■ **Task prompt**: Write out each entry, exactly the way it appears.

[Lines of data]
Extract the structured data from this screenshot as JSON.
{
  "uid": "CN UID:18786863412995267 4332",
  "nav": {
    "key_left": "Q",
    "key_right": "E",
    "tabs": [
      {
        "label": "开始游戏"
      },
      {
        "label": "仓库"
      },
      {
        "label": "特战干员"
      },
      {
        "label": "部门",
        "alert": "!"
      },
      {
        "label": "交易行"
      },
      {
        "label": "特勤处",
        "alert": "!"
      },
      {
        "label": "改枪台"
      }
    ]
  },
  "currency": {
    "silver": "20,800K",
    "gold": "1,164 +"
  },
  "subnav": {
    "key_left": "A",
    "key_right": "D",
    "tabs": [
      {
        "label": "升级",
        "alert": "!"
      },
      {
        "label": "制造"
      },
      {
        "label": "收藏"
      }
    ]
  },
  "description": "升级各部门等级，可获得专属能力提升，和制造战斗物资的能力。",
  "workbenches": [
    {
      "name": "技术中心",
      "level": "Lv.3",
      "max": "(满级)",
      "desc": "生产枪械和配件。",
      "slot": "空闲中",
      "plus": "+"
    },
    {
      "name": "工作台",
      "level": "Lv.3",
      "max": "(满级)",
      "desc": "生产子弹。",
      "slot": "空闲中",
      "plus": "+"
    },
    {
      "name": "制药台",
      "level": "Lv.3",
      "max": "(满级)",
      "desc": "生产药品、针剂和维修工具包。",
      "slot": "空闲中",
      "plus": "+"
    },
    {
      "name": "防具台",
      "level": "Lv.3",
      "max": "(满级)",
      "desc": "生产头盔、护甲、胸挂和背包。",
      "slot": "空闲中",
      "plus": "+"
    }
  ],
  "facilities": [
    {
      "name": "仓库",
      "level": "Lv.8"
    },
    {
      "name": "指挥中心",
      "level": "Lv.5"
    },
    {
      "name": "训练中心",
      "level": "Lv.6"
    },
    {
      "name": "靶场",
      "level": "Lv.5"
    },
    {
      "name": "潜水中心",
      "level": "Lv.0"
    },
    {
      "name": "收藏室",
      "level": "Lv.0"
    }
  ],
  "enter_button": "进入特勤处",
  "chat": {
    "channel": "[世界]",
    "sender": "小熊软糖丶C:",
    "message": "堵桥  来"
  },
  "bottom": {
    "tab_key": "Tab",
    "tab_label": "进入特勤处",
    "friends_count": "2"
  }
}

■ **The answer**:
Extract the structured data from this screenshot as JSON.
{
  "uid": "CN UID:18786863412995267 4332",
  "nav": {
    "key_left": "Q",
    "key_right": "E",
    "tabs": [
      {
        "label": "开始游戏"
      },
      {
        "label": "仓库"
      },
      {
        "label": "特战干员"
      },
      {
        "label": "部门",
        "alert": "!"
      },
      {
        "label": "交易行"
      },
      {
        "label": "特勤处",
        "alert": "!"
      },
      {
        "label": "改枪台"
      }
    ]
  },
  "currency": {
    "silver": "20,800K",
    "gold": "1,164 +"
  },
  "subnav": {
    "key_left": "A",
    "key_right": "D",
    "tabs": [
      {
        "label": "升级",
        "alert": "!"
      },
      {
        "label": "制造"
      },
      {
        "label": "收藏"
      }
    ]
  },
  "description": "升级各部门等级，可获得专属能力提升，和制造战斗物资的能力。",
  "workbenches": [
    {
      "name": "技术中心",
      "level": "Lv.3",
      "max": "(满级)",
      "desc": "生产枪械和配件。",
      "slot": "空闲中",
      "plus": "+"
    },
    {
      "name": "工作台",
      "level": "Lv.3",
      "max": "(满级)",
      "desc": "生产子弹。",
      "slot": "空闲中",
      "plus": "+"
    },
    {
      "name": "制药台",
      "level": "Lv.3",
      "max": "(满级)",
      "desc": "生产药品、针剂和维修工具包。",
      "slot": "空闲中",
      "plus": "+"
    },
    {
      "name": "防具台",
      "level": "Lv.3",
      "max": "(满级)",
      "desc": "生产头盔、护甲、胸挂和背包。",
      "slot": "空闲中",
      "plus": "+"
    }
  ],
  "facilities": [
    {
      "name": "仓库",
      "level": "Lv.8"
    },
    {
      "name": "指挥中心",
      "level": "Lv.5"
    },
    {
      "name": "训练中心",
      "level": "Lv.6"
    },
    {
      "name": "靶场",
      "level": "Lv.5"
    },
    {
      "name": "潜水中心",
      "level": "Lv.0"
    },
    {
      "name": "收藏室",
      "level": "Lv.0"
    }
  ],
  "enter_button": "进入特勤处",
  "chat": {
    "channel": "[世界]",
    "sender": "小熊软糖丶C:",
    "message": "堵桥  来"
  },
  "bottom": {
    "tab_key": "Tab",
    "tab_label": "进入特勤处",
    "friends_count": "2"
  }
}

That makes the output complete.